▶ WHAT YOU WILL DO: State the number of lines below in which the word "Input" appears. Nothing else belongs in the answer.

Stored data
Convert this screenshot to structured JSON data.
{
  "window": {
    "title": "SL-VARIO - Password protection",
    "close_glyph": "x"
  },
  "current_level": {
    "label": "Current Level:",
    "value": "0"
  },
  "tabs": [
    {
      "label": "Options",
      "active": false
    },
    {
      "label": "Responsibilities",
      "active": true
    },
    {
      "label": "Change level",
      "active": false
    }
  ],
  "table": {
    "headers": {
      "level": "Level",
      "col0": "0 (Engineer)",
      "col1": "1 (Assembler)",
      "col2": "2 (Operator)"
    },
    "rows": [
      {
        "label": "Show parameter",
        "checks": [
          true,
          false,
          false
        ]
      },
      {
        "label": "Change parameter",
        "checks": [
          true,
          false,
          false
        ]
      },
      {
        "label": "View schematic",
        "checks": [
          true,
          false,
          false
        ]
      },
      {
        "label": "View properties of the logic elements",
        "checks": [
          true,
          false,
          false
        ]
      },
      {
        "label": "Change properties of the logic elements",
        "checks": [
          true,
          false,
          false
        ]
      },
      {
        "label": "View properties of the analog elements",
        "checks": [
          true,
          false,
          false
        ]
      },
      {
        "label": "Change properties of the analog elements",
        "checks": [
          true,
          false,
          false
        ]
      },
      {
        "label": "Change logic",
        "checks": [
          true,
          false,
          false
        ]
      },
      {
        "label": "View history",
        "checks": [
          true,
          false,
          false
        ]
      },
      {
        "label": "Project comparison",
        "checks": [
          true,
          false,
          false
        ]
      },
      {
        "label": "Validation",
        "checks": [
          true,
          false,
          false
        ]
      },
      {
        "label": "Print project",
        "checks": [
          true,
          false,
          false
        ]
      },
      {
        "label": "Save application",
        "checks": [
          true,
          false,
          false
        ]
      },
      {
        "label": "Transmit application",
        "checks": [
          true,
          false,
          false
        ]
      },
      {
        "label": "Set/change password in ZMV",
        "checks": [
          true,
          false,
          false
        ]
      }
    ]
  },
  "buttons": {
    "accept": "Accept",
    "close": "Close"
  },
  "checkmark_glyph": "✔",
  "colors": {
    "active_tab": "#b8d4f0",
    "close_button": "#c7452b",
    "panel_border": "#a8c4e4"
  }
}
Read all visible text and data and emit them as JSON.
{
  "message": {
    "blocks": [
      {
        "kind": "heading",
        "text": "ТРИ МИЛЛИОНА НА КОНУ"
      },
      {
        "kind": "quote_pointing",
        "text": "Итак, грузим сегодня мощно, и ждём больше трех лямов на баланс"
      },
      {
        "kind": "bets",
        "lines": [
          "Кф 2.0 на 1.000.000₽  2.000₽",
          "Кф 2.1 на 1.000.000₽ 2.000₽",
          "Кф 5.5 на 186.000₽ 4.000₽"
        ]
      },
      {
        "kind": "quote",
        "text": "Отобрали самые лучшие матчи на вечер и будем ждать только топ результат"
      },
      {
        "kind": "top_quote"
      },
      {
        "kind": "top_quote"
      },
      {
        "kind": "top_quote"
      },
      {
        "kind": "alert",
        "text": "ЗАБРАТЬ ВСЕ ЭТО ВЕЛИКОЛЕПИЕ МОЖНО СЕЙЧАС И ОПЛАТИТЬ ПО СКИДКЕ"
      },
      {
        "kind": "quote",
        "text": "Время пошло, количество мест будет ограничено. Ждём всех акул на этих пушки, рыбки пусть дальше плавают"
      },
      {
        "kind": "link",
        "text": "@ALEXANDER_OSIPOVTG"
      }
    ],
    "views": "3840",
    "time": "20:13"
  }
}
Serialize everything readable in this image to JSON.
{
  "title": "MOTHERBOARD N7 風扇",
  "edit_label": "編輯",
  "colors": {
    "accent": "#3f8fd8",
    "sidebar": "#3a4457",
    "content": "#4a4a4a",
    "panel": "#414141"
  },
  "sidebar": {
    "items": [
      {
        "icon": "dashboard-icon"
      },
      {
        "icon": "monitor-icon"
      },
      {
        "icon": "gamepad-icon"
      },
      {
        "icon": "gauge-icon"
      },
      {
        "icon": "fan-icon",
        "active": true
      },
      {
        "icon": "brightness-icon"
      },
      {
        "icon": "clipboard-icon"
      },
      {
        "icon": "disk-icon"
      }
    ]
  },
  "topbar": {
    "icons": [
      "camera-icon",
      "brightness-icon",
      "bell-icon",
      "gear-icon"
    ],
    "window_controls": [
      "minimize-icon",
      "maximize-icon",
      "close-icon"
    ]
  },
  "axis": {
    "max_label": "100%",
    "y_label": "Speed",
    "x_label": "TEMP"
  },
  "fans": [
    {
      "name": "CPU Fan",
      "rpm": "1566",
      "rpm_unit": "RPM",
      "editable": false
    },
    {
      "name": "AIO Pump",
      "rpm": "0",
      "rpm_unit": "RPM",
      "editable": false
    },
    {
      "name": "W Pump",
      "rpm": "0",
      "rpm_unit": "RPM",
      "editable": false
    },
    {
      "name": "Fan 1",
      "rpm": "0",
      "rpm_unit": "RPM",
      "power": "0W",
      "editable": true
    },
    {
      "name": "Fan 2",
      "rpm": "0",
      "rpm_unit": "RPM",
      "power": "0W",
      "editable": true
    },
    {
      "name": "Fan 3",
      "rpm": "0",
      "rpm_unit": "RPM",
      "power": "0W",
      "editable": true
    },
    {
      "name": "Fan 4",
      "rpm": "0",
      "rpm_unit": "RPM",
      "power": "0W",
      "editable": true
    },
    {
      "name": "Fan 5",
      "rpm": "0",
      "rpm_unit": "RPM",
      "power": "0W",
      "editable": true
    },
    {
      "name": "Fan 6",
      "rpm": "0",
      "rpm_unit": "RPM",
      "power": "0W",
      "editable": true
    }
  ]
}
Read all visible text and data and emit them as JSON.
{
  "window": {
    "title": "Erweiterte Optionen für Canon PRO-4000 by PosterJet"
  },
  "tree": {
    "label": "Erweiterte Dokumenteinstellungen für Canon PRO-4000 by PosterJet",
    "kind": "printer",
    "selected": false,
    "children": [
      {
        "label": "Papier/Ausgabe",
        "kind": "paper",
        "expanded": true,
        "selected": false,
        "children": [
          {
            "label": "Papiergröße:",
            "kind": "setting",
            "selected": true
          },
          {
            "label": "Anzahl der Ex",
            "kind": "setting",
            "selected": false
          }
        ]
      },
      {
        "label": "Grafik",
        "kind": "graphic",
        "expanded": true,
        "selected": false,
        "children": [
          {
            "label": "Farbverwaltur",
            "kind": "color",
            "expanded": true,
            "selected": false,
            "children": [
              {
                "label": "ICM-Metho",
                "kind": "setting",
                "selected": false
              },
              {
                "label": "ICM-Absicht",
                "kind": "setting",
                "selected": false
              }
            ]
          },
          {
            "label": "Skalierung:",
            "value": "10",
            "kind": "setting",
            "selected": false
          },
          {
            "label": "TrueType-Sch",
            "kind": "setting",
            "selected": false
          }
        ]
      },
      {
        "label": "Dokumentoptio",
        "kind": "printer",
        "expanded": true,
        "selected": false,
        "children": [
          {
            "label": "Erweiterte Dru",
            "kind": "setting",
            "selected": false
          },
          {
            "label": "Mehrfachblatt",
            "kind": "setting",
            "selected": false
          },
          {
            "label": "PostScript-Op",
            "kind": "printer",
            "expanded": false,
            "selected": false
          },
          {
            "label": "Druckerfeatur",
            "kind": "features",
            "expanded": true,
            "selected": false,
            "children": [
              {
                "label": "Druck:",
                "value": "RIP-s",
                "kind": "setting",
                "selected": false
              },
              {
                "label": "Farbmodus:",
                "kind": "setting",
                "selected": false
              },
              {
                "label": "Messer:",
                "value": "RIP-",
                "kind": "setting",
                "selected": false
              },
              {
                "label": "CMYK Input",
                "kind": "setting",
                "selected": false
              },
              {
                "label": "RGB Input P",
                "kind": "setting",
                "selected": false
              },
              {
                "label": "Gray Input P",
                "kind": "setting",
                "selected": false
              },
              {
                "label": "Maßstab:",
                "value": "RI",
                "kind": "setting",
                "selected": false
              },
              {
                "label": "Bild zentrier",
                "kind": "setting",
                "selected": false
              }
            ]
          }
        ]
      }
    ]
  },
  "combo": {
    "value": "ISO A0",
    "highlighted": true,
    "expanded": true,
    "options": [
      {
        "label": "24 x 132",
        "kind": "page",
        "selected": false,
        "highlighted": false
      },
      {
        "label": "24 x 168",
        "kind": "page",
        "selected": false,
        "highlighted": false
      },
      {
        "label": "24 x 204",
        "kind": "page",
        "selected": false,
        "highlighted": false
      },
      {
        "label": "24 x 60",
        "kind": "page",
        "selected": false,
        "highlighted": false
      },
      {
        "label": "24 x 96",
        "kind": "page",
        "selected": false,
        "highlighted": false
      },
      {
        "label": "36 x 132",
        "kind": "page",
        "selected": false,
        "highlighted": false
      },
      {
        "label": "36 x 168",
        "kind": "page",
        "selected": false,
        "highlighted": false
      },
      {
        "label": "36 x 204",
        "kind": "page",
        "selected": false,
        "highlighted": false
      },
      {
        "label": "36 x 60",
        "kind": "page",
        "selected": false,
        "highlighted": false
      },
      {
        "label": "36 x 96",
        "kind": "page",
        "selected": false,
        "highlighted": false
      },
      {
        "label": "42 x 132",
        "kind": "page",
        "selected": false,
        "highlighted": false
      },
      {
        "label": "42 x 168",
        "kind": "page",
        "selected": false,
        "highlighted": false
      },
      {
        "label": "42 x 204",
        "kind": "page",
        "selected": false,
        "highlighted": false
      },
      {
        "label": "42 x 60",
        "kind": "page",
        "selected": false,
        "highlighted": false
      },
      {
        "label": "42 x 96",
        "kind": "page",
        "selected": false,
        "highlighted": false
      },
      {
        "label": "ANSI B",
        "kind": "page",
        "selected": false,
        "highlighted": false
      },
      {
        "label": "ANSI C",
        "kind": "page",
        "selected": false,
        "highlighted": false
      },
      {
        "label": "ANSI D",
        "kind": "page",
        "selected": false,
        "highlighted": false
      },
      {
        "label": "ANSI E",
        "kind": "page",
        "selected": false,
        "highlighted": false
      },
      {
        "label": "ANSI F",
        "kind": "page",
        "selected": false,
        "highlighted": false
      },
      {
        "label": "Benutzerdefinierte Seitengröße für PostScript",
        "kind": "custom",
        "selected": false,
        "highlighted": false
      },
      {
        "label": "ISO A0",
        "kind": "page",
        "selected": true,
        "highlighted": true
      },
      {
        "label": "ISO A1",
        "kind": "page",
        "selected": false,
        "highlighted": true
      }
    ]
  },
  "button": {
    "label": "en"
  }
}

▶ EXERCISE SOLUTION: 3